◆ **RECORDS FOR THE EXERCISE**
= = =

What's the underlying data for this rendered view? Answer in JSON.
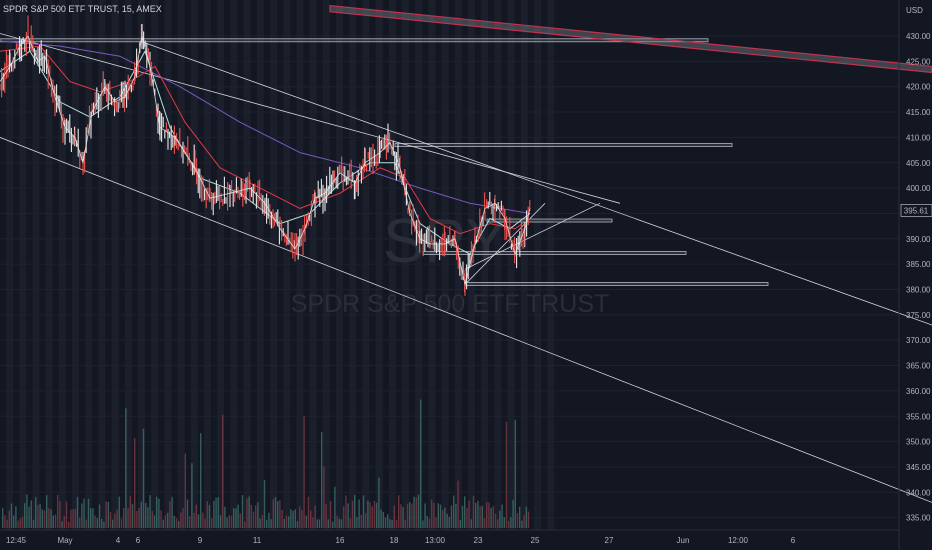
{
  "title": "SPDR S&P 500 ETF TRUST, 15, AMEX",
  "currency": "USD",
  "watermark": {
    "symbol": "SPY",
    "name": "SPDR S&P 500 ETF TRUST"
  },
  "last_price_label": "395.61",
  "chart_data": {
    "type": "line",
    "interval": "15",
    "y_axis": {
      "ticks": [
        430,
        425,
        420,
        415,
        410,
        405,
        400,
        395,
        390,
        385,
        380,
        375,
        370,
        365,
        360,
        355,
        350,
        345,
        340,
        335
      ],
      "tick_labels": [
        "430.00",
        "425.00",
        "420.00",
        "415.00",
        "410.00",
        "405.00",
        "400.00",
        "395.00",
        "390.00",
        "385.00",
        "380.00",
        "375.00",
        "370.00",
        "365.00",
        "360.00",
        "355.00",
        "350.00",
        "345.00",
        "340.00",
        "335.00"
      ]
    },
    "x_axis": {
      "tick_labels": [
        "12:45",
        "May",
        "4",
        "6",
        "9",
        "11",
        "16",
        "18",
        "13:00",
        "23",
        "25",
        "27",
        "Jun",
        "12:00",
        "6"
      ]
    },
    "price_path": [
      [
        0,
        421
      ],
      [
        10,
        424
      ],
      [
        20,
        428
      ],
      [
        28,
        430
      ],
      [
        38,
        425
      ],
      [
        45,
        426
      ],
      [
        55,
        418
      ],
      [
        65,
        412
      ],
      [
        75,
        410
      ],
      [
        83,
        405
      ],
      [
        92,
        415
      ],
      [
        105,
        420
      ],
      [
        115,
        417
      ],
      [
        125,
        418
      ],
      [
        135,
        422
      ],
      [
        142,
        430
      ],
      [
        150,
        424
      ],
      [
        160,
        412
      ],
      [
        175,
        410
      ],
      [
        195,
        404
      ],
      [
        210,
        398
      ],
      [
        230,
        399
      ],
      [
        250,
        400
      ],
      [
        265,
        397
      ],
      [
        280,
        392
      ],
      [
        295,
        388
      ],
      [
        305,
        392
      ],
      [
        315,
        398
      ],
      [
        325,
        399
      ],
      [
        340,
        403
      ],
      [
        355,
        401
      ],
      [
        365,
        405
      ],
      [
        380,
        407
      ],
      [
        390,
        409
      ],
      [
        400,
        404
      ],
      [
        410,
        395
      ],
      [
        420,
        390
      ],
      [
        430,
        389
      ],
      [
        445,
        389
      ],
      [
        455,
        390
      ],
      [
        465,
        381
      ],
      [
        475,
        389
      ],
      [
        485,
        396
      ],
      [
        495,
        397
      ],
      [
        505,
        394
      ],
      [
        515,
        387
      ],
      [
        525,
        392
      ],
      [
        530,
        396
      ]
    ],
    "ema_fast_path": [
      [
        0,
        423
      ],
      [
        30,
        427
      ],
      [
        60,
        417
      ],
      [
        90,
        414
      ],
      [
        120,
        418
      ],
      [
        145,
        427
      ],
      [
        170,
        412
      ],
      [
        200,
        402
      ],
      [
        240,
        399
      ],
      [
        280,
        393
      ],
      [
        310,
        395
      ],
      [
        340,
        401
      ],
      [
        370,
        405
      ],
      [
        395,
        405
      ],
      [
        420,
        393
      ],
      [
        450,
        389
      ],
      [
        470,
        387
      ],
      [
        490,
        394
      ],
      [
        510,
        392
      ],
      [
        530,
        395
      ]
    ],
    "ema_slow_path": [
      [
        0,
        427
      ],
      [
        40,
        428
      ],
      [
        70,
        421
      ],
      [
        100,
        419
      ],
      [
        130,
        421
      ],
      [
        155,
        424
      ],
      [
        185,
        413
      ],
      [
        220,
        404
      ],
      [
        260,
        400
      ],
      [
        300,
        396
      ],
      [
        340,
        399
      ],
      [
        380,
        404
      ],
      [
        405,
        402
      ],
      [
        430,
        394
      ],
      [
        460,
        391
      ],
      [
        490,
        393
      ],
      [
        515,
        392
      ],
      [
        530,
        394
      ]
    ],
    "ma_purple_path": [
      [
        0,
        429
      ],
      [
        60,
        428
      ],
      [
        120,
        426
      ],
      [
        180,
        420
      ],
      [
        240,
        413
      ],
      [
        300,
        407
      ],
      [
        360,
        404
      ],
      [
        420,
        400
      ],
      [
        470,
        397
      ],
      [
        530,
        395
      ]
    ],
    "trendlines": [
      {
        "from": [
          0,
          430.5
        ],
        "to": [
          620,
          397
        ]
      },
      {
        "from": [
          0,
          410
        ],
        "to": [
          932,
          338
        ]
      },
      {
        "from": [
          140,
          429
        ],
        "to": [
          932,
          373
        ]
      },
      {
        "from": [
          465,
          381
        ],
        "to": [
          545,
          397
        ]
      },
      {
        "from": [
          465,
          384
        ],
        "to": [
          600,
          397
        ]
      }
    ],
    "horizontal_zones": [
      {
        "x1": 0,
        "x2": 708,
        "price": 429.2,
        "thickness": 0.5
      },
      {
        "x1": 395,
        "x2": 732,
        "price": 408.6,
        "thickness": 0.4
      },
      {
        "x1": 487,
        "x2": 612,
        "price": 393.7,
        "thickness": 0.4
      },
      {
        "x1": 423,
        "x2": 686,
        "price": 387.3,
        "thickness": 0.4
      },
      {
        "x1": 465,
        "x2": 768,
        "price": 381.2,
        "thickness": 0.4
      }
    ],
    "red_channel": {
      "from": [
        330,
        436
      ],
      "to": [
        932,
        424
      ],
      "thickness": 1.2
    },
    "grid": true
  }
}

= = =

◆ **EXERCISE DETAILS**
Each record above must be returned exactly as written, with its pictures omitted.

◆ **EXERCISE OUTPUT**
What's the underlying data for this rendered view? Answer in JSON.
{
  "title": "SPDR S&P 500 ETF TRUST, 15, AMEX",
  "currency": "USD",
  "watermark": {
    "symbol": "SPY",
    "name": "SPDR S&P 500 ETF TRUST"
  },
  "last_price_label": "395.61",
  "chart_data": {
    "type": "line",
    "interval": "15",
    "y_axis": {
      "ticks": [
        430,
        425,
        420,
        415,
        410,
        405,
        400,
        395,
        390,
        385,
        380,
        375,
        370,
        365,
        360,
        355,
        350,
        345,
        340,
        335
      ],
      "tick_labels": [
        "430.00",
        "425.00",
        "420.00",
        "415.00",
        "410.00",
        "405.00",
        "400.00",
        "395.00",
        "390.00",
        "385.00",
        "380.00",
        "375.00",
        "370.00",
        "365.00",
        "360.00",
        "355.00",
        "350.00",
        "345.00",
        "340.00",
        "335.00"
      ]
    },
    "x_axis": {
      "tick_labels": [
        "12:45",
        "May",
        "4",
        "6",
        "9",
        "11",
        "16",
        "18",
        "13:00",
        "23",
        "25",
        "27",
        "Jun",
        "12:00",
        "6"
      ]
    },
    "price_path": [
      [
        0,
        421
      ],
      [
        10,
        424
      ],
      [
        20,
        428
      ],
      [
        28,
        430
      ],
      [
        38,
        425
      ],
      [
        45,
        426
      ],
      [
        55,
        418
      ],
      [
        65,
        412
      ],
      [
        75,
        410
      ],
      [
        83,
        405
      ],
      [
        92,
        415
      ],
      [
        105,
        420
      ],
      [
        115,
        417
      ],
      [
        125,
        418
      ],
      [
        135,
        422
      ],
      [
        142,
        430
      ],
      [
        150,
        424
      ],
      [
        160,
        412
      ],
      [
        175,
        410
      ],
      [
        195,
        404
      ],
      [
        210,
        398
      ],
      [
        230,
        399
      ],
      [
        250,
        400
      ],
      [
        265,
        397
      ],
      [
        280,
        392
      ],
      [
        295,
        388
      ],
      [
        305,
        392
      ],
      [
        315,
        398
      ],
      [
        325,
        399
      ],
      [
        340,
        403
      ],
      [
        355,
        401
      ],
      [
        365,
        405
      ],
      [
        380,
        407
      ],
      [
        390,
        409
      ],
      [
        400,
        404
      ],
      [
        410,
        395
      ],
      [
        420,
        390
      ],
      [
        430,
        389
      ],
      [
        445,
        389
      ],
      [
        455,
        390
      ],
      [
        465,
        381
      ],
      [
        475,
        389
      ],
      [
        485,
        396
      ],
      [
        495,
        397
      ],
      [
        505,
        394
      ],
      [
        515,
        387
      ],
      [
        525,
        392
      ],
      [
        530,
        396
      ]
    ],
    "ema_fast_path": [
      [
        0,
        423
      ],
      [
        30,
        427
      ],
      [
        60,
        417
      ],
      [
        90,
        414
      ],
      [
        120,
        418
      ],
      [
        145,
        427
      ],
      [
        170,
        412
      ],
      [
        200,
        402
      ],
      [
        240,
        399
      ],
      [
        280,
        393
      ],
      [
        310,
        395
      ],
      [
        340,
        401
      ],
      [
        370,
        405
      ],
      [
        395,
        405
      ],
      [
        420,
        393
      ],
      [
        450,
        389
      ],
      [
        470,
        387
      ],
      [
        490,
        394
      ],
      [
        510,
        392
      ],
      [
        530,
        395
      ]
    ],
    "ema_slow_path": [
      [
        0,
        427
      ],
      [
        40,
        428
      ],
      [
        70,
        421
      ],
      [
        100,
        419
      ],
      [
        130,
        421
      ],
      [
        155,
        424
      ],
      [
        185,
        413
      ],
      [
        220,
        404
      ],
      [
        260,
        400
      ],
      [
        300,
        396
      ],
      [
        340,
        399
      ],
      [
        380,
        404
      ],
      [
        405,
        402
      ],
      [
        430,
        394
      ],
      [
        460,
        391
      ],
      [
        490,
        393
      ],
      [
        515,
        392
      ],
      [
        530,
        394
      ]
    ],
    "ma_purple_path": [
      [
        0,
        429
      ],
      [
        60,
        428
      ],
      [
        120,
        426
      ],
      [
        180,
        420
      ],
      [
        240,
        413
      ],
      [
        300,
        407
      ],
      [
        360,
        404
      ],
      [
        420,
        400
      ],
      [
        470,
        397
      ],
      [
        530,
        395
      ]
    ],
    "trendlines": [
      {
        "from": [
          0,
          430.5
        ],
        "to": [
          620,
          397
        ]
      },
      {
        "from": [
          0,
          410
        ],
        "to": [
          932,
          338
        ]
      },
      {
        "from": [
          140,
          429
        ],
        "to": [
          932,
          373
        ]
      },
      {
        "from": [
          465,
          381
        ],
        "to": [
          545,
          397
        ]
      },
      {
        "from": [
          465,
          384
        ],
        "to": [
          600,
          397
        ]
      }
    ],
    "horizontal_zones": [
      {
        "x1": 0,
        "x2": 708,
        "price": 429.2,
        "thickness": 0.5
      },
      {
        "x1": 395,
        "x2": 732,
        "price": 408.6,
        "thickness": 0.4
      },
      {
        "x1": 487,
        "x2": 612,
        "price": 393.7,
        "thickness": 0.4
      },
      {
        "x1": 423,
        "x2": 686,
        "price": 387.3,
        "thickness": 0.4
      },
      {
        "x1": 465,
        "x2": 768,
        "price": 381.2,
        "thickness": 0.4
      }
    ],
    "red_channel": {
      "from": [
        330,
        436
      ],
      "to": [
        932,
        424
      ],
      "thickness": 1.2
    },
    "grid": true
  }
}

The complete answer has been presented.